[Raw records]
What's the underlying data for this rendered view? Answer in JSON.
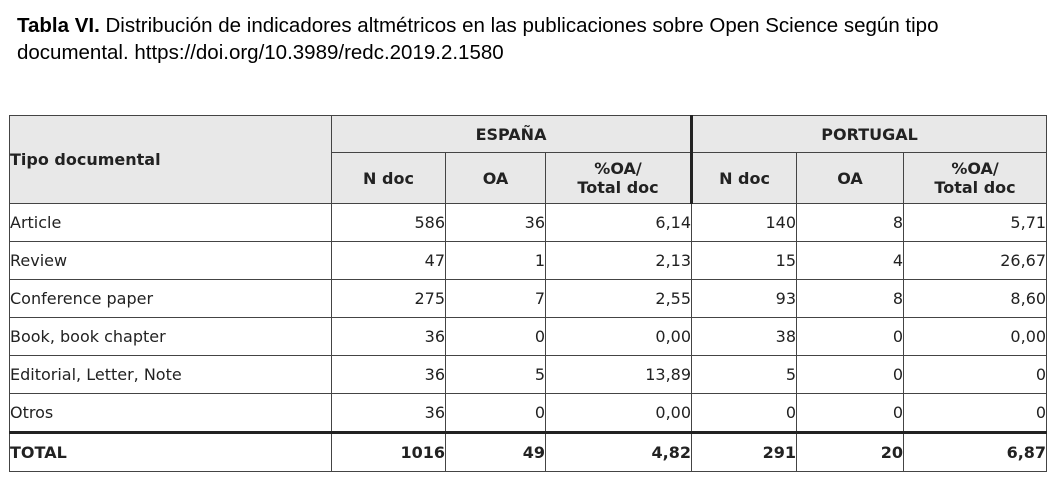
{
  "caption": {
    "label": "Tabla VI.",
    "text": " Distribución de indicadores altmétricos en las publicaciones sobre Open Science según tipo documental. https://doi.org/10.3989/redc.2019.2.1580"
  },
  "table": {
    "row_header": "Tipo documental",
    "groups": [
      "ESPAÑA",
      "PORTUGAL"
    ],
    "subheaders": {
      "n_doc": "N doc",
      "oa": "OA",
      "pct_line1": "%OA/",
      "pct_line2": "Total doc"
    },
    "rows": [
      {
        "label": "Article",
        "es": [
          "586",
          "36",
          "6,14"
        ],
        "pt": [
          "140",
          "8",
          "5,71"
        ]
      },
      {
        "label": "Review",
        "es": [
          "47",
          "1",
          "2,13"
        ],
        "pt": [
          "15",
          "4",
          "26,67"
        ]
      },
      {
        "label": "Conference paper",
        "es": [
          "275",
          "7",
          "2,55"
        ],
        "pt": [
          "93",
          "8",
          "8,60"
        ]
      },
      {
        "label": "Book, book chapter",
        "es": [
          "36",
          "0",
          "0,00"
        ],
        "pt": [
          "38",
          "0",
          "0,00"
        ]
      },
      {
        "label": "Editorial, Letter, Note",
        "es": [
          "36",
          "5",
          "13,89"
        ],
        "pt": [
          "5",
          "0",
          "0"
        ]
      },
      {
        "label": "Otros",
        "es": [
          "36",
          "0",
          "0,00"
        ],
        "pt": [
          "0",
          "0",
          "0"
        ]
      }
    ],
    "total": {
      "label": "TOTAL",
      "es": [
        "1016",
        "49",
        "4,82"
      ],
      "pt": [
        "291",
        "20",
        "6,87"
      ]
    }
  }
}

* _EXERCISE TASK_: Extract every line containing the string "documental" from the data above.

* _THE RESPONSE_:
    "text": " Distribución de indicadores altmétricos en las publicaciones sobre Open Science según tipo documental. https://doi.org/10.3989/redc.2019.2.1580"
    "row_header": "Tipo documental",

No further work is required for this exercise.